Repeat every line of the data exactly, but not the pictures.

Dataset entries
-------------------------
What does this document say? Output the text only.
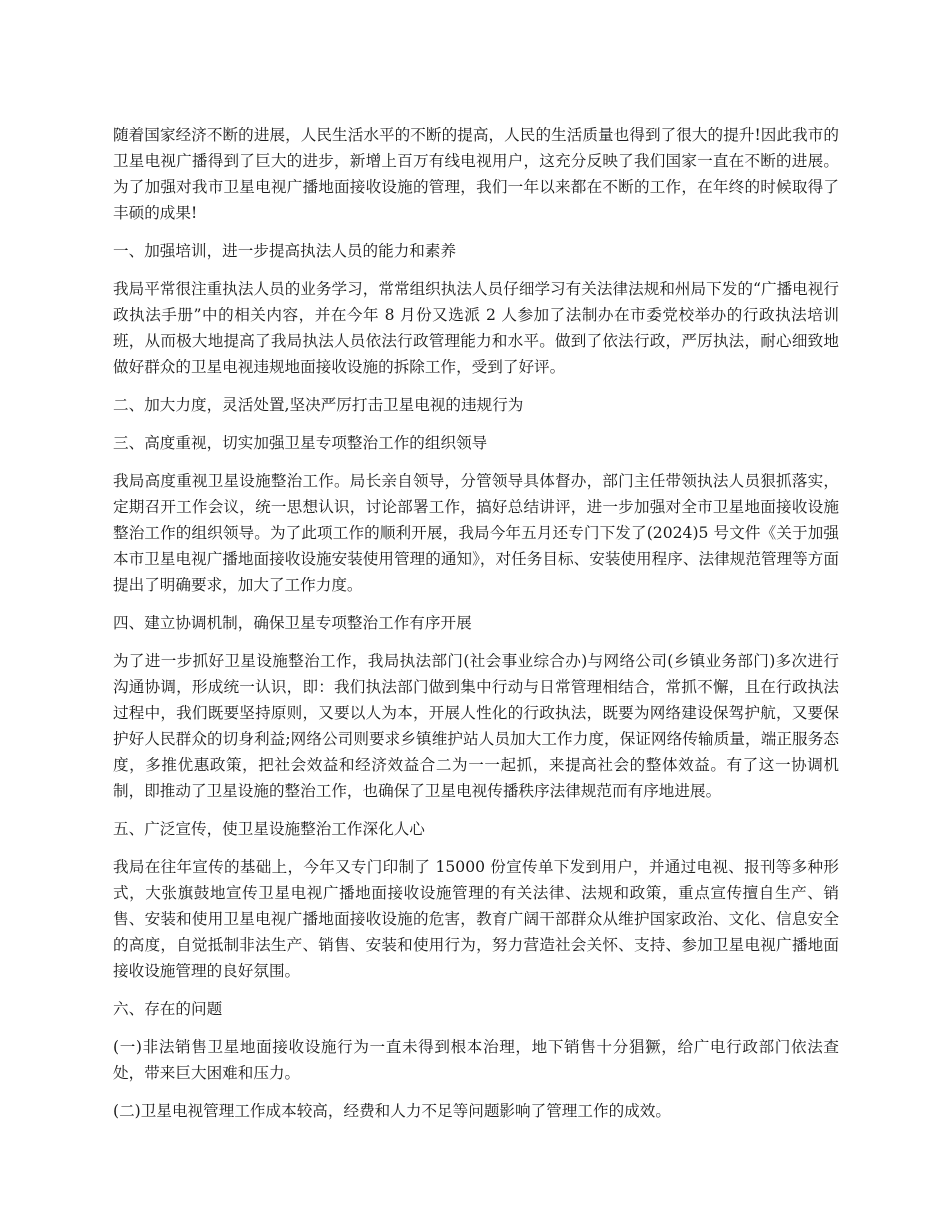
随着国家经济不断的进展，人民生活水平的不断的提高，人民的生活质量也得到了很大的提升!因此我市的卫星电视广播得到了巨大的进步，新增上百万有线电视用户，这充分反映了我们国家一直在不断的进展。为了加强对我市卫星电视广播地面接收设施的管理，我们一年以来都在不断的工作，在年终的时候取得了丰硕的成果!

一、加强培训，进一步提高执法人员的能力和素养

我局平常很注重执法人员的业务学习，常常组织执法人员仔细学习有关法律法规和州局下发的“广播电视行政执法手册”中的相关内容，并在今年 8 月份又选派 2 人参加了法制办在市委党校举办的行政执法培训班，从而极大地提高了我局执法人员依法行政管理能力和水平。做到了依法行政，严厉执法，耐心细致地做好群众的卫星电视违规地面接收设施的拆除工作，受到了好评。

二、加大力度，灵活处置,坚决严厉打击卫星电视的违规行为

三、高度重视，切实加强卫星专项整治工作的组织领导

我局高度重视卫星设施整治工作。局长亲自领导，分管领导具体督办，部门主任带领执法人员狠抓落实，定期召开工作会议，统一思想认识，讨论部署工作，搞好总结讲评，进一步加强对全市卫星地面接收设施整治工作的组织领导。为了此项工作的顺利开展，我局今年五月还专门下发了(2024)5 号文件《关于加强本市卫星电视广播地面接收设施安装使用管理的通知》，对任务目标、安装使用程序、法律规范管理等方面提出了明确要求，加大了工作力度。

四、建立协调机制，确保卫星专项整治工作有序开展

为了进一步抓好卫星设施整治工作，我局执法部门(社会事业综合办)与网络公司(乡镇业务部门)多次进行沟通协调，形成统一认识，即：我们执法部门做到集中行动与日常管理相结合，常抓不懈，且在行政执法过程中，我们既要坚持原则，又要以人为本，开展人性化的行政执法，既要为网络建设保驾护航，又要保护好人民群众的切身利益;网络公司则要求乡镇维护站人员加大工作力度，保证网络传输质量，端正服务态度，多推优惠政策，把社会效益和经济效益合二为一一起抓，来提高社会的整体效益。有了这一协调机制，即推动了卫星设施的整治工作，也确保了卫星电视传播秩序法律规范而有序地进展。

五、广泛宣传，使卫星设施整治工作深化人心

我局在往年宣传的基础上，今年又专门印制了 15000 份宣传单下发到用户，并通过电视、报刊等多种形式，大张旗鼓地宣传卫星电视广播地面接收设施管理的有关法律、法规和政策，重点宣传擅自生产、销售、安装和使用卫星电视广播地面接收设施的危害，教育广阔干部群众从维护国家政治、文化、信息安全的高度，自觉抵制非法生产、销售、安装和使用行为，努力营造社会关怀、支持、参加卫星电视广播地面接收设施管理的良好氛围。

六、存在的问题

(一)非法销售卫星地面接收设施行为一直未得到根本治理，地下销售十分猖獗，给广电行政部门依法查处，带来巨大困难和压力。

(二)卫星电视管理工作成本较高，经费和人力不足等问题影响了管理工作的成效。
-------------------------
§ **Answer for the task**
What does this document say? Output the text only.
随着国家经济不断的进展，人民生活水平的不断的提高，人民的生活质量也得到了很大的提升!因此我市的卫星电视广播得到了巨大的进步，新增上百万有线电视用户，这充分反映了我们国家一直在不断的进展。为了加强对我市卫星电视广播地面接收设施的管理，我们一年以来都在不断的工作，在年终的时候取得了丰硕的成果!

一、加强培训，进一步提高执法人员的能力和素养

我局平常很注重执法人员的业务学习，常常组织执法人员仔细学习有关法律法规和州局下发的“广播电视行政执法手册”中的相关内容，并在今年 8 月份又选派 2 人参加了法制办在市委党校举办的行政执法培训班，从而极大地提高了我局执法人员依法行政管理能力和水平。做到了依法行政，严厉执法，耐心细致地做好群众的卫星电视违规地面接收设施的拆除工作，受到了好评。

二、加大力度，灵活处置,坚决严厉打击卫星电视的违规行为

三、高度重视，切实加强卫星专项整治工作的组织领导

我局高度重视卫星设施整治工作。局长亲自领导，分管领导具体督办，部门主任带领执法人员狠抓落实，定期召开工作会议，统一思想认识，讨论部署工作，搞好总结讲评，进一步加强对全市卫星地面接收设施整治工作的组织领导。为了此项工作的顺利开展，我局今年五月还专门下发了(2024)5 号文件《关于加强本市卫星电视广播地面接收设施安装使用管理的通知》，对任务目标、安装使用程序、法律规范管理等方面提出了明确要求，加大了工作力度。

四、建立协调机制，确保卫星专项整治工作有序开展

为了进一步抓好卫星设施整治工作，我局执法部门(社会事业综合办)与网络公司(乡镇业务部门)多次进行沟通协调，形成统一认识，即：我们执法部门做到集中行动与日常管理相结合，常抓不懈，且在行政执法过程中，我们既要坚持原则，又要以人为本，开展人性化的行政执法，既要为网络建设保驾护航，又要保护好人民群众的切身利益;网络公司则要求乡镇维护站人员加大工作力度，保证网络传输质量，端正服务态度，多推优惠政策，把社会效益和经济效益合二为一一起抓，来提高社会的整体效益。有了这一协调机制，即推动了卫星设施的整治工作，也确保了卫星电视传播秩序法律规范而有序地进展。

五、广泛宣传，使卫星设施整治工作深化人心

我局在往年宣传的基础上，今年又专门印制了 15000 份宣传单下发到用户，并通过电视、报刊等多种形式，大张旗鼓地宣传卫星电视广播地面接收设施管理的有关法律、法规和政策，重点宣传擅自生产、销售、安装和使用卫星电视广播地面接收设施的危害，教育广阔干部群众从维护国家政治、文化、信息安全的高度，自觉抵制非法生产、销售、安装和使用行为，努力营造社会关怀、支持、参加卫星电视广播地面接收设施管理的良好氛围。

六、存在的问题

(一)非法销售卫星地面接收设施行为一直未得到根本治理，地下销售十分猖獗，给广电行政部门依法查处，带来巨大困难和压力。

(二)卫星电视管理工作成本较高，经费和人力不足等问题影响了管理工作的成效。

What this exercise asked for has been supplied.